▶ [EXERCISE INSTRUCTIONS]: Each entry in the listing below should be restated word for word.

▶ [ROWS]:

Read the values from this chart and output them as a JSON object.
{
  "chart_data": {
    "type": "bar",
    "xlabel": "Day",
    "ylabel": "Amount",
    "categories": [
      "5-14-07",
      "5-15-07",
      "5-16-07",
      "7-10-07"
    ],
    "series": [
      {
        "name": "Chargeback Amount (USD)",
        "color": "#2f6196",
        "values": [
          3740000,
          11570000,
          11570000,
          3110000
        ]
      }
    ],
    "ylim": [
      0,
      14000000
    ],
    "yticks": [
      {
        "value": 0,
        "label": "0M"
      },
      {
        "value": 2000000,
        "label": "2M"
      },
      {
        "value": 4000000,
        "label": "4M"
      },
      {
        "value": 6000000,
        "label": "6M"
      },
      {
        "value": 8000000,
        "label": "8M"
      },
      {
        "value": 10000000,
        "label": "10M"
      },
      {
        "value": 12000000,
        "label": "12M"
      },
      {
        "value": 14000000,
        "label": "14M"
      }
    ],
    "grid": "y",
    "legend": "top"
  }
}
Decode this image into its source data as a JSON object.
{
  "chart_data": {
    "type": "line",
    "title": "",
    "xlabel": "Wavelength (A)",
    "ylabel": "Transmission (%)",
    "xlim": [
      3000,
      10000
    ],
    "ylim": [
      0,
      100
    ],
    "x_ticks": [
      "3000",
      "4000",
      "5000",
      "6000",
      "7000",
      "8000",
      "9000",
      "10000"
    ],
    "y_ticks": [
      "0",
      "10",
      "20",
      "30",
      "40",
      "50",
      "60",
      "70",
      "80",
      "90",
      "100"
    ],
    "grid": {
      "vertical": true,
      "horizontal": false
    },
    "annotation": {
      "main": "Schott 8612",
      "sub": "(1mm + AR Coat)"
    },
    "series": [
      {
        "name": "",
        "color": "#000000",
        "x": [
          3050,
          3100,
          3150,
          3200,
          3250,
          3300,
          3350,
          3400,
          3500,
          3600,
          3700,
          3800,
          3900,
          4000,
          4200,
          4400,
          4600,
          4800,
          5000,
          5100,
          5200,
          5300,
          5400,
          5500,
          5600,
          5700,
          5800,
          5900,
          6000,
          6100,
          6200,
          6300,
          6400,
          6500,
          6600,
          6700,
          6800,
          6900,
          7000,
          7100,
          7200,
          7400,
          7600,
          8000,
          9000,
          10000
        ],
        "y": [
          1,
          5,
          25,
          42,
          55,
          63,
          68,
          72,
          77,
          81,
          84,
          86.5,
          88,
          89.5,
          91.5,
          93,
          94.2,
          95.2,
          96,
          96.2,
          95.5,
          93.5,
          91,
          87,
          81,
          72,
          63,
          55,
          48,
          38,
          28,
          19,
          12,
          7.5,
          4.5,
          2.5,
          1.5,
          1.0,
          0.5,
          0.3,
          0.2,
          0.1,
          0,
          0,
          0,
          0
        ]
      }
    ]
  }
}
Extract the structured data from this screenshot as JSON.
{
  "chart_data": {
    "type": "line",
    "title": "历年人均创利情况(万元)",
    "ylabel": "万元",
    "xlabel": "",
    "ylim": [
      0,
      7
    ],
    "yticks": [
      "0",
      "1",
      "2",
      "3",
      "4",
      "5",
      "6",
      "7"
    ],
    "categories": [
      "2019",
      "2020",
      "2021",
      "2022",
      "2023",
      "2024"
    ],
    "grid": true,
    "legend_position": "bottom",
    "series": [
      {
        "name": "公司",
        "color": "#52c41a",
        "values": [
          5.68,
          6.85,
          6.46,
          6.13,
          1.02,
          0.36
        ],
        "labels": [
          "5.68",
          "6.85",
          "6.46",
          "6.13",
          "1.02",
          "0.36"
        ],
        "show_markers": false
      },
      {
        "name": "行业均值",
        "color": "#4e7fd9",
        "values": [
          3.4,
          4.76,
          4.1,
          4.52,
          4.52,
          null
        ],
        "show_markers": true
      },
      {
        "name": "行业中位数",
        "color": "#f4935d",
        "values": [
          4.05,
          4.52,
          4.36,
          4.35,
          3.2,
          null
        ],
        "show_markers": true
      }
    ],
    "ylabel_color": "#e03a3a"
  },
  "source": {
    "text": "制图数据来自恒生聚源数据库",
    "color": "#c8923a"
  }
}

▶ [TASK OUTPUT]:
Read the values from this chart and output them as a JSON object.
{
  "chart_data": {
    "type": "bar",
    "xlabel": "Day",
    "ylabel": "Amount",
    "categories": [
      "5-14-07",
      "5-15-07",
      "5-16-07",
      "7-10-07"
    ],
    "series": [
      {
        "name": "Chargeback Amount (USD)",
        "color": "#2f6196",
        "values": [
          3740000,
          11570000,
          11570000,
          3110000
        ]
      }
    ],
    "ylim": [
      0,
      14000000
    ],
    "yticks": [
      {
        "value": 0,
        "label": "0M"
      },
      {
        "value": 2000000,
        "label": "2M"
      },
      {
        "value": 4000000,
        "label": "4M"
      },
      {
        "value": 6000000,
        "label": "6M"
      },
      {
        "value": 8000000,
        "label": "8M"
      },
      {
        "value": 10000000,
        "label": "10M"
      },
      {
        "value": 12000000,
        "label": "12M"
      },
      {
        "value": 14000000,
        "label": "14M"
      }
    ],
    "grid": "y",
    "legend": "top"
  }
}
Decode this image into its source data as a JSON object.
{
  "chart_data": {
    "type": "line",
    "title": "",
    "xlabel": "Wavelength (A)",
    "ylabel": "Transmission (%)",
    "xlim": [
      3000,
      10000
    ],
    "ylim": [
      0,
      100
    ],
    "x_ticks": [
      "3000",
      "4000",
      "5000",
      "6000",
      "7000",
      "8000",
      "9000",
      "10000"
    ],
    "y_ticks": [
      "0",
      "10",
      "20",
      "30",
      "40",
      "50",
      "60",
      "70",
      "80",
      "90",
      "100"
    ],
    "grid": {
      "vertical": true,
      "horizontal": false
    },
    "annotation": {
      "main": "Schott 8612",
      "sub": "(1mm + AR Coat)"
    },
    "series": [
      {
        "name": "",
        "color": "#000000",
        "x": [
          3050,
          3100,
          3150,
          3200,
          3250,
          3300,
          3350,
          3400,
          3500,
          3600,
          3700,
          3800,
          3900,
          4000,
          4200,
          4400,
          4600,
          4800,
          5000,
          5100,
          5200,
          5300,
          5400,
          5500,
          5600,
          5700,
          5800,
          5900,
          6000,
          6100,
          6200,
          6300,
          6400,
          6500,
          6600,
          6700,
          6800,
          6900,
          7000,
          7100,
          7200,
          7400,
          7600,
          8000,
          9000,
          10000
        ],
        "y": [
          1,
          5,
          25,
          42,
          55,
          63,
          68,
          72,
          77,
          81,
          84,
          86.5,
          88,
          89.5,
          91.5,
          93,
          94.2,
          95.2,
          96,
          96.2,
          95.5,
          93.5,
          91,
          87,
          81,
          72,
          63,
          55,
          48,
          38,
          28,
          19,
          12,
          7.5,
          4.5,
          2.5,
          1.5,
          1.0,
          0.5,
          0.3,
          0.2,
          0.1,
          0,
          0,
          0,
          0
        ]
      }
    ]
  }
}
Extract the structured data from this screenshot as JSON.
{
  "chart_data": {
    "type": "line",
    "title": "历年人均创利情况(万元)",
    "ylabel": "万元",
    "xlabel": "",
    "ylim": [
      0,
      7
    ],
    "yticks": [
      "0",
      "1",
      "2",
      "3",
      "4",
      "5",
      "6",
      "7"
    ],
    "categories": [
      "2019",
      "2020",
      "2021",
      "2022",
      "2023",
      "2024"
    ],
    "grid": true,
    "legend_position": "bottom",
    "series": [
      {
        "name": "公司",
        "color": "#52c41a",
        "values": [
          5.68,
          6.85,
          6.46,
          6.13,
          1.02,
          0.36
        ],
        "labels": [
          "5.68",
          "6.85",
          "6.46",
          "6.13",
          "1.02",
          "0.36"
        ],
        "show_markers": false
      },
      {
        "name": "行业均值",
        "color": "#4e7fd9",
        "values": [
          3.4,
          4.76,
          4.1,
          4.52,
          4.52,
          null
        ],
        "show_markers": true
      },
      {
        "name": "行业中位数",
        "color": "#f4935d",
        "values": [
          4.05,
          4.52,
          4.36,
          4.35,
          3.2,
          null
        ],
        "show_markers": true
      }
    ],
    "ylabel_color": "#e03a3a"
  },
  "source": {
    "text": "制图数据来自恒生聚源数据库",
    "color": "#c8923a"
  }
}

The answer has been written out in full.